╭──

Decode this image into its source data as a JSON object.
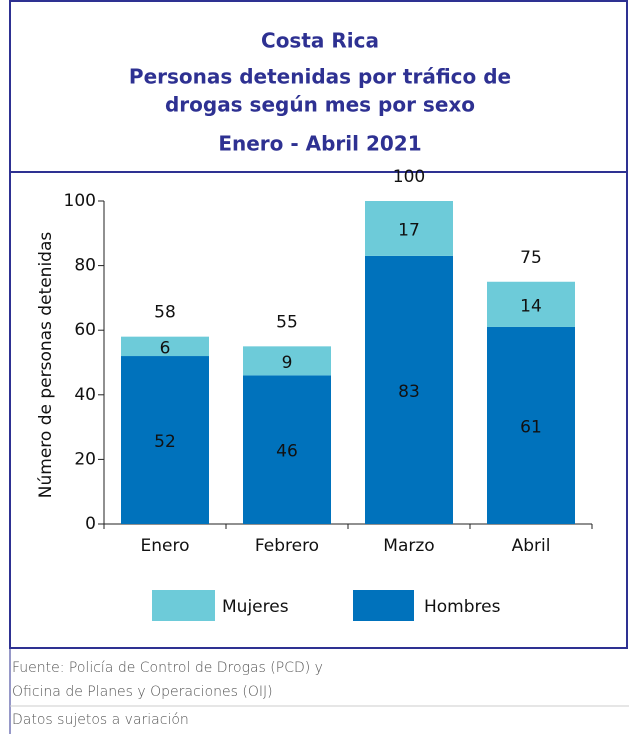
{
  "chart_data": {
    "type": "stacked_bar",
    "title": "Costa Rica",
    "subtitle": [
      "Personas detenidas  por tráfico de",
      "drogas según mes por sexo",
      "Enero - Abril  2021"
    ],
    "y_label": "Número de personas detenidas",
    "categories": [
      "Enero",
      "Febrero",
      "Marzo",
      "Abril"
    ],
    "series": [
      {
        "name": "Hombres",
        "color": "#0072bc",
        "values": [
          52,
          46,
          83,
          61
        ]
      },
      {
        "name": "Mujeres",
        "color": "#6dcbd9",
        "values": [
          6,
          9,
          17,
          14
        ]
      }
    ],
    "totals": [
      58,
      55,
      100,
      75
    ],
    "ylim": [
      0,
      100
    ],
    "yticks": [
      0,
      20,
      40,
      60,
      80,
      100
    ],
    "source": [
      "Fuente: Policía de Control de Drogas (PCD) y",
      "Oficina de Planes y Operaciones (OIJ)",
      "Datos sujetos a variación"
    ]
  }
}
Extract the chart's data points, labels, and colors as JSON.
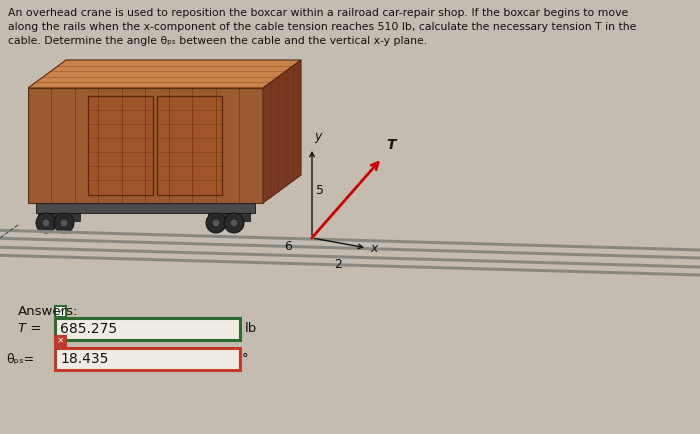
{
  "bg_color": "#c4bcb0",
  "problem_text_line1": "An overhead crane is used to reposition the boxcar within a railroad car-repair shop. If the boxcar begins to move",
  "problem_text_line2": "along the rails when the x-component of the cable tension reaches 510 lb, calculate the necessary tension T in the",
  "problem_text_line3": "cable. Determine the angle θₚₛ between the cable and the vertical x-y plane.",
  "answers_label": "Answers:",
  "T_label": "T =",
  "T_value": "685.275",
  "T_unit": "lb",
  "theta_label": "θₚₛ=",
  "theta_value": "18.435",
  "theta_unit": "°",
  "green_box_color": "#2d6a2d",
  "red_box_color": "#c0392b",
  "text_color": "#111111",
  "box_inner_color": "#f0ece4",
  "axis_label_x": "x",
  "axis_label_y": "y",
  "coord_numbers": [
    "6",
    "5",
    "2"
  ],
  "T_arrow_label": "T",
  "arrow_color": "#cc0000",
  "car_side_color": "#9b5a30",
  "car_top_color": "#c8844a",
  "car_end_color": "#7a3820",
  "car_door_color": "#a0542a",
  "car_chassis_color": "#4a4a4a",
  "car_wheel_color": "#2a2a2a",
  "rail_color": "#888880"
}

╰──

Show all lines in the entries above where the string "detenidas" appears.

> OUTPUT OF THE EXERCISE
      "Personas detenidas  por tráfico de",
    "y_label": "Número de personas detenidas",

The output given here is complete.